■ Set problem ■
In the data below, begin at the line that has "Extract all elements with their positions. The image is 1093" and stop after the line that has "Extract all elements with their positions. The image is 600×402". Write those lines out again with "grid-line" switched to "gridline", keeping everything else the same and leaving out the pictures.

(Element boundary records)
## Begin

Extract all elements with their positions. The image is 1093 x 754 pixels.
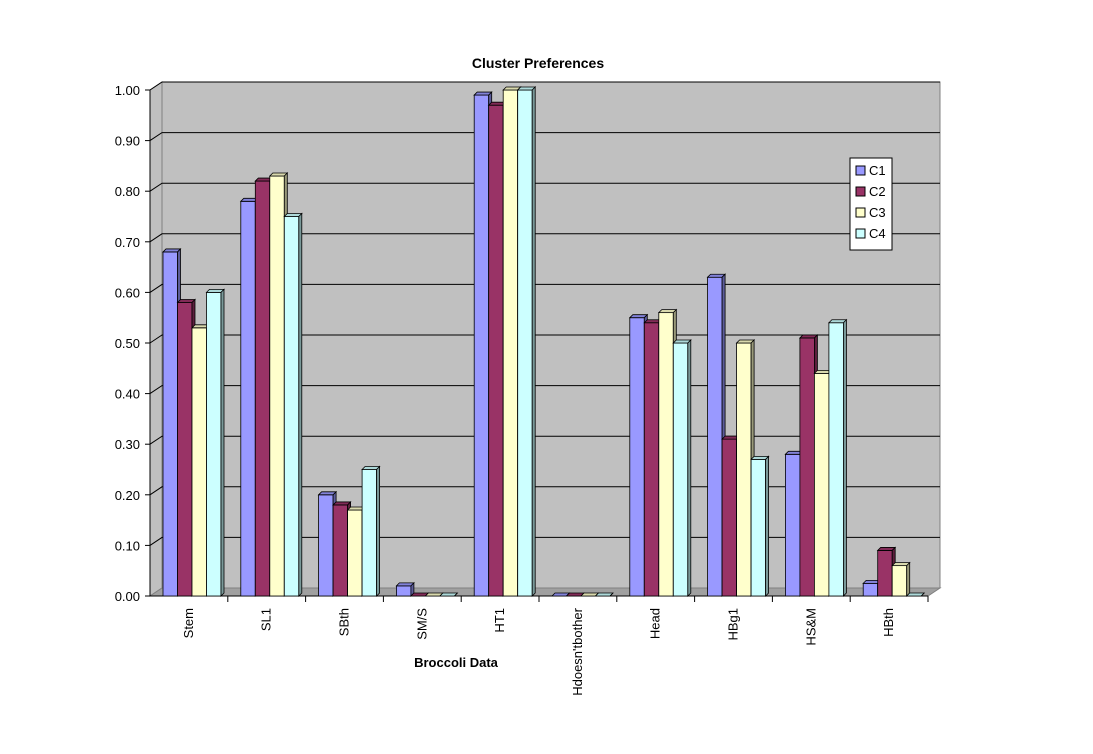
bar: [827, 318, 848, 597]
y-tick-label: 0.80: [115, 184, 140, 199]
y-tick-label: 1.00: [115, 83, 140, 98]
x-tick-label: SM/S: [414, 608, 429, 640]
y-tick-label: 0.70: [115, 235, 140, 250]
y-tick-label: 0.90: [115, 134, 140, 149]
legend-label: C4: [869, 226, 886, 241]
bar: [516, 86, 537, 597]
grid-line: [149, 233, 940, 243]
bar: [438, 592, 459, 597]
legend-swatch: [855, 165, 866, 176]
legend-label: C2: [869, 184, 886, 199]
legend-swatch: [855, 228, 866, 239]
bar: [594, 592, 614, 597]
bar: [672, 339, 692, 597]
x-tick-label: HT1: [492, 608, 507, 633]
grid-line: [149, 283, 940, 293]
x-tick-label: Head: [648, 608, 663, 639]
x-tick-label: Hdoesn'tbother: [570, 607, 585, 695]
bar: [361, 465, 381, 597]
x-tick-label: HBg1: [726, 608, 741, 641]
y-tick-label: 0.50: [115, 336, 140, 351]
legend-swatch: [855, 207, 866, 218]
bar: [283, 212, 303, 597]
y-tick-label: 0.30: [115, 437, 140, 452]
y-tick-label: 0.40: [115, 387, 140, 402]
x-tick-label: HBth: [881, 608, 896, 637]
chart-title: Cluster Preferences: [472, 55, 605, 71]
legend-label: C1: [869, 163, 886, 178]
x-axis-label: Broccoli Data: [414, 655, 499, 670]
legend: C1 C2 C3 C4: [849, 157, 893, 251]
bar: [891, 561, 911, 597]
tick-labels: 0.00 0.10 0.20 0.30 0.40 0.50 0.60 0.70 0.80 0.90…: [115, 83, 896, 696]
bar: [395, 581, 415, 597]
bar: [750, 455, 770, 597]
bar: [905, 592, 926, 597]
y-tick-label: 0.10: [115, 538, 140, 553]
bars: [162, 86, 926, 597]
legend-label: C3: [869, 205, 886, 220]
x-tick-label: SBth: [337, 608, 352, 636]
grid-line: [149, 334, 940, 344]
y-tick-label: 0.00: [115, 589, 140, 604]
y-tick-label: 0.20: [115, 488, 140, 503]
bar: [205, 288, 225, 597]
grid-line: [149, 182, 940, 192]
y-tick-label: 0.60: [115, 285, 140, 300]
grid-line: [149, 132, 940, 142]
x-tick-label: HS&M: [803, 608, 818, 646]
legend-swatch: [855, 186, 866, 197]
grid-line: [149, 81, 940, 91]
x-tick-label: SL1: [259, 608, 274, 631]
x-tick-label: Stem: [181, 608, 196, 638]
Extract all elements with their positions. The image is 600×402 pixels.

## End
## Begin

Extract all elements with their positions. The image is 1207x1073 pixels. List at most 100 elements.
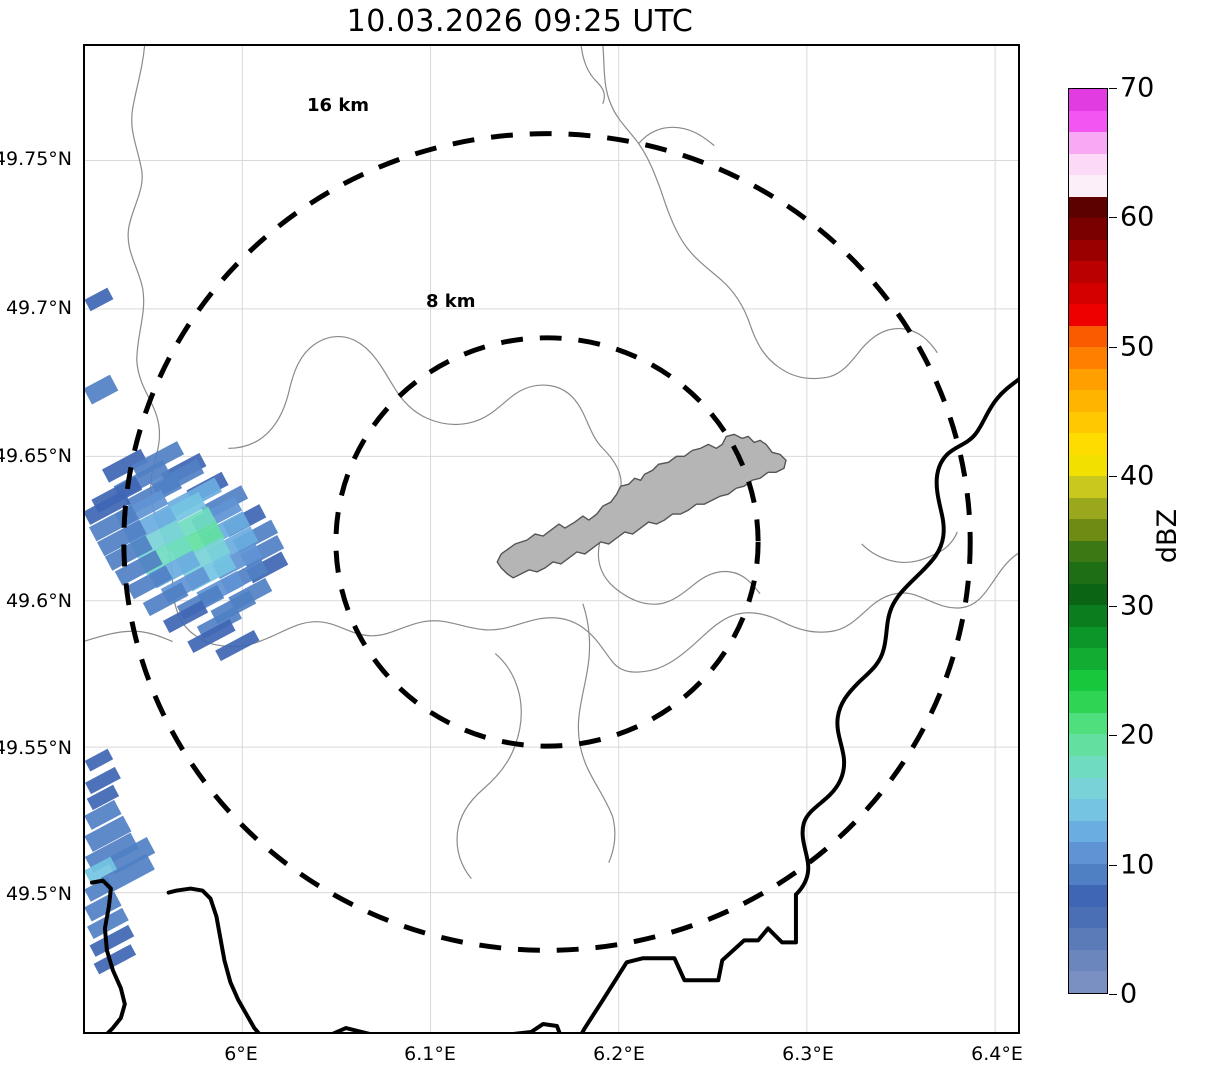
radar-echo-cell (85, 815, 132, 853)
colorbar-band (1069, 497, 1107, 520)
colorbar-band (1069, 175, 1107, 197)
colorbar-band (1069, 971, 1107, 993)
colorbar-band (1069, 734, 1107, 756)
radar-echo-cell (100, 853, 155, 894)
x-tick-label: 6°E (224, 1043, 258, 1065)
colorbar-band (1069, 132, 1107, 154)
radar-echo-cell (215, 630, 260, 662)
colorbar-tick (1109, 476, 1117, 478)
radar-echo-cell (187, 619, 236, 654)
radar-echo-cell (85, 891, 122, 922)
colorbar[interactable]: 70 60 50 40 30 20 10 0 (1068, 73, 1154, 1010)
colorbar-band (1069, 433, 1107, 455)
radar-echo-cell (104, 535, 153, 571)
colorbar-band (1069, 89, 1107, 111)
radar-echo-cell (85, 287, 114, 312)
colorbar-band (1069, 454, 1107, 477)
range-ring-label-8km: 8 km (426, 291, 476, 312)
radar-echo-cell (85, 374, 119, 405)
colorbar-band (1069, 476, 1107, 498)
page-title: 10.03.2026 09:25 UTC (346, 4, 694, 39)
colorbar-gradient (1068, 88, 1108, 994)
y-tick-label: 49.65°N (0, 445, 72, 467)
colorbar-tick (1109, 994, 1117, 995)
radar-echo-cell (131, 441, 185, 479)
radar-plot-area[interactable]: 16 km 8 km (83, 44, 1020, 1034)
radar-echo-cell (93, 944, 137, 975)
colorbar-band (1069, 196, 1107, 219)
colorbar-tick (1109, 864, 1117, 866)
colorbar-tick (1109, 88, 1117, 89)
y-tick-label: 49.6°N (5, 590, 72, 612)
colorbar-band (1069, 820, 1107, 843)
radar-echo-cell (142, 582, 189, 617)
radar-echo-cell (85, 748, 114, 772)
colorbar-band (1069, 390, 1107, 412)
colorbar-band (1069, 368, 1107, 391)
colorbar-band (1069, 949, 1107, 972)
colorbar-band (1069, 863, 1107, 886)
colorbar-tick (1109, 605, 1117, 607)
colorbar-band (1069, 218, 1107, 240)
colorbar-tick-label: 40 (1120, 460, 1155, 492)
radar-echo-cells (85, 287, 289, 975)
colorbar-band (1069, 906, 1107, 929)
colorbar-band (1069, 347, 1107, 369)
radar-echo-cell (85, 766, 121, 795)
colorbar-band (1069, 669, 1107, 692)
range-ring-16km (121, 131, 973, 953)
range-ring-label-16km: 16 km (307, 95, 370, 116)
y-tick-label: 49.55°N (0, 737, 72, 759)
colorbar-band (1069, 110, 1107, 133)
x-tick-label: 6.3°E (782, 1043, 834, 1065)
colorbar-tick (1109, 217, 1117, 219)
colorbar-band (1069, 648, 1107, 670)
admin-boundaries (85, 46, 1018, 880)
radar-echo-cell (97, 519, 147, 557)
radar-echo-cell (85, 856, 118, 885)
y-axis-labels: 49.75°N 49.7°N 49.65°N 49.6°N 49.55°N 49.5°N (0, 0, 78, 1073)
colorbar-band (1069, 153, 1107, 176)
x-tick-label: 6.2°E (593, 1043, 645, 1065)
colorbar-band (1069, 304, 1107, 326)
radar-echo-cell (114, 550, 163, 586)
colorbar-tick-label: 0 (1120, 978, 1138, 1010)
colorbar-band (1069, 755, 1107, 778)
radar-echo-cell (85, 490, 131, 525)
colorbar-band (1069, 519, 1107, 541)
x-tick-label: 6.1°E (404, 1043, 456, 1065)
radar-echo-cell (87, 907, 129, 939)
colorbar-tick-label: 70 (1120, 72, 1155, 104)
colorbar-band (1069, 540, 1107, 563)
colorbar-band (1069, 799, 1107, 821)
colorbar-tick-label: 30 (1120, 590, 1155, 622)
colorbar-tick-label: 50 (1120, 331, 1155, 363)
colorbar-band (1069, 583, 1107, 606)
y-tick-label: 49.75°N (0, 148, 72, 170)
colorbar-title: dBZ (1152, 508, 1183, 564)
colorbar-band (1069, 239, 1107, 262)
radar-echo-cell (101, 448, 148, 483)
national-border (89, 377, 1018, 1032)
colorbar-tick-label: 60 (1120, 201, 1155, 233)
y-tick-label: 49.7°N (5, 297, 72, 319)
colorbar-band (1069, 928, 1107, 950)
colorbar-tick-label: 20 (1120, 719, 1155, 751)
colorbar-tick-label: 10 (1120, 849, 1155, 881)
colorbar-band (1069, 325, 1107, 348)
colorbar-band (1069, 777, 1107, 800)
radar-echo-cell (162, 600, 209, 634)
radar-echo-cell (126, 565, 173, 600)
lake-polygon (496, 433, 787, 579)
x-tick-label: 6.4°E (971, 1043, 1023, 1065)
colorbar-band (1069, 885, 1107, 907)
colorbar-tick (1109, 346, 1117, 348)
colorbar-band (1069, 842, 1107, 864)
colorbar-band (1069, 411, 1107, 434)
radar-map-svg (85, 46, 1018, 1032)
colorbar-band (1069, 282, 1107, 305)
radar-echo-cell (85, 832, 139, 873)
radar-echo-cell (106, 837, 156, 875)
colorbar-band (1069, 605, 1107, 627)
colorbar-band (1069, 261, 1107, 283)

## End

■ Output of the task ■
Extract all elements with their positions. The image is 1093 x 754 pixels.
bar: [827, 318, 848, 597]
y-tick-label: 0.80: [115, 184, 140, 199]
y-tick-label: 1.00: [115, 83, 140, 98]
x-tick-label: SM/S: [414, 608, 429, 640]
y-tick-label: 0.70: [115, 235, 140, 250]
y-tick-label: 0.90: [115, 134, 140, 149]
legend-label: C4: [869, 226, 886, 241]
bar: [516, 86, 537, 597]
gridline: [149, 233, 940, 243]
bar: [438, 592, 459, 597]
legend-swatch: [855, 165, 866, 176]
legend-label: C2: [869, 184, 886, 199]
legend-swatch: [855, 228, 866, 239]
bar: [594, 592, 614, 597]
bar: [672, 339, 692, 597]
x-tick-label: HT1: [492, 608, 507, 633]
gridline: [149, 283, 940, 293]
x-tick-label: Head: [648, 608, 663, 639]
x-tick-label: Hdoesn'tbother: [570, 607, 585, 695]
bar: [361, 465, 381, 597]
x-tick-label: HBg1: [726, 608, 741, 641]
y-tick-label: 0.50: [115, 336, 140, 351]
legend-swatch: [855, 207, 866, 218]
bar: [283, 212, 303, 597]
y-tick-label: 0.30: [115, 437, 140, 452]
y-tick-label: 0.40: [115, 387, 140, 402]
x-tick-label: HBth: [881, 608, 896, 637]
chart-title: Cluster Preferences: [472, 55, 605, 71]
legend-label: C1: [869, 163, 886, 178]
x-axis-label: Broccoli Data: [414, 655, 499, 670]
legend: C1 C2 C3 C4: [849, 157, 893, 251]
bar: [891, 561, 911, 597]
tick-labels: 0.00 0.10 0.20 0.30 0.40 0.50 0.60 0.70 0.80 0.90…: [115, 83, 896, 696]
bar: [395, 581, 415, 597]
bar: [750, 455, 770, 597]
bar: [905, 592, 926, 597]
y-tick-label: 0.10: [115, 538, 140, 553]
bars: [162, 86, 926, 597]
legend-label: C3: [869, 205, 886, 220]
x-tick-label: SBth: [337, 608, 352, 636]
gridline: [149, 334, 940, 344]
y-tick-label: 0.00: [115, 589, 140, 604]
y-tick-label: 0.20: [115, 488, 140, 503]
bar: [205, 288, 225, 597]
gridline: [149, 182, 940, 192]
y-tick-label: 0.60: [115, 285, 140, 300]
gridline: [149, 132, 940, 142]
x-tick-label: HS&M: [803, 608, 818, 646]
legend-swatch: [855, 186, 866, 197]
gridline: [149, 81, 940, 91]
x-tick-label: SL1: [259, 608, 274, 631]
x-tick-label: Stem: [181, 608, 196, 638]
Extract all elements with their positions. The image is 600×402 pixels.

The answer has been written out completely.